● Extracted material
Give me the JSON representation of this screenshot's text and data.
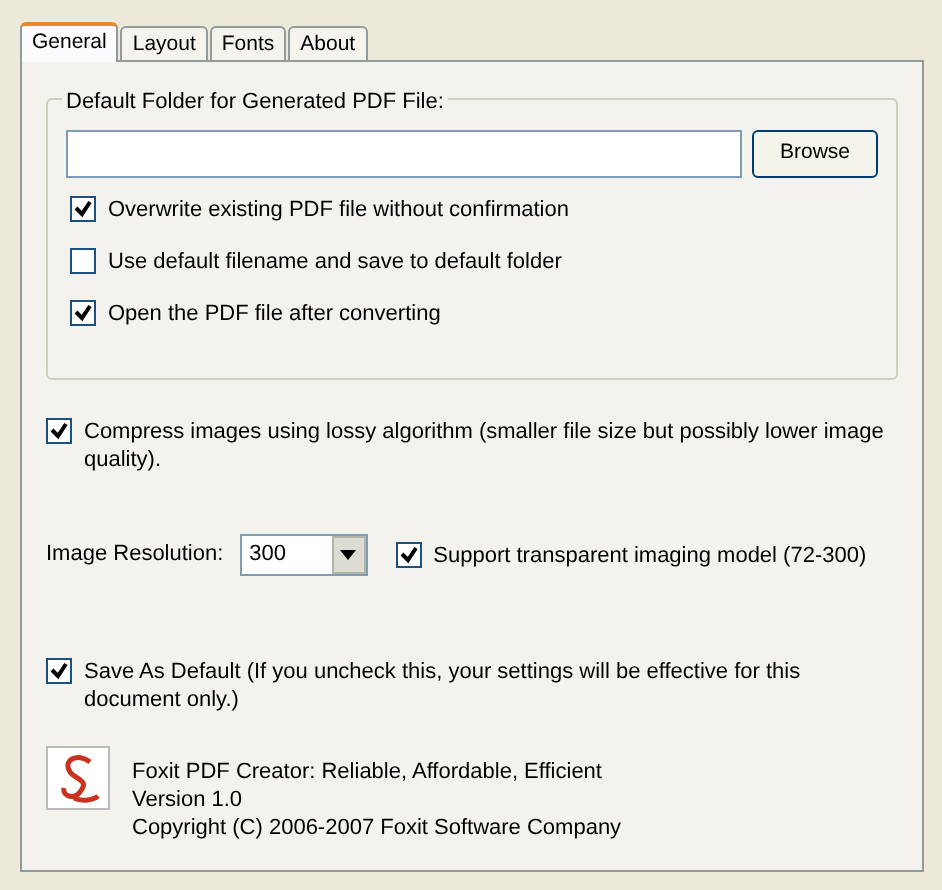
{
  "tabs": [
    {
      "label": "General",
      "selected": true
    },
    {
      "label": "Layout",
      "selected": false
    },
    {
      "label": "Fonts",
      "selected": false
    },
    {
      "label": "About",
      "selected": false
    }
  ],
  "folder_group": {
    "title": "Default Folder for Generated PDF File:",
    "browse_button": "Browse",
    "options": [
      {
        "label": "Overwrite existing PDF file without confirmation",
        "checked": true
      },
      {
        "label": "Use default filename and save to default folder",
        "checked": false
      },
      {
        "label": "Open the PDF file after converting",
        "checked": true
      }
    ]
  },
  "compress": {
    "label": "Compress images using lossy algorithm (smaller file size but possibly lower image quality).",
    "checked": true
  },
  "resolution": {
    "label": "Image Resolution:",
    "value": "300"
  },
  "transparent": {
    "label": "Support transparent imaging model (72-300)",
    "checked": true
  },
  "save_default": {
    "label": "Save As Default (If you uncheck this, your settings will be effective for this document only.)",
    "checked": true
  },
  "about": {
    "lines": [
      "Foxit PDF Creator: Reliable, Affordable, Efficient",
      "Version 1.0",
      "Copyright (C) 2006-2007 Foxit Software Company"
    ]
  }
}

● What the task asks
Pull out all lines from the entries above in which the word "label" appears.

● Problem solution
      "label": "General",
      "label": "Layout",
      "label": "Fonts",
      "label": "About",
        "label": "Overwrite existing PDF file without confirmation",
        "label": "Use default filename and save to default folder",
        "label": "Open the PDF file after converting",
    "label": "Compress images using lossy algorithm (smaller file size but possibly lower image quality).",
    "label": "Image Resolution:",
    "label": "Support transparent imaging model (72-300)",
    "label": "Save As Default (If you uncheck this, your settings will be effective for this document only.)",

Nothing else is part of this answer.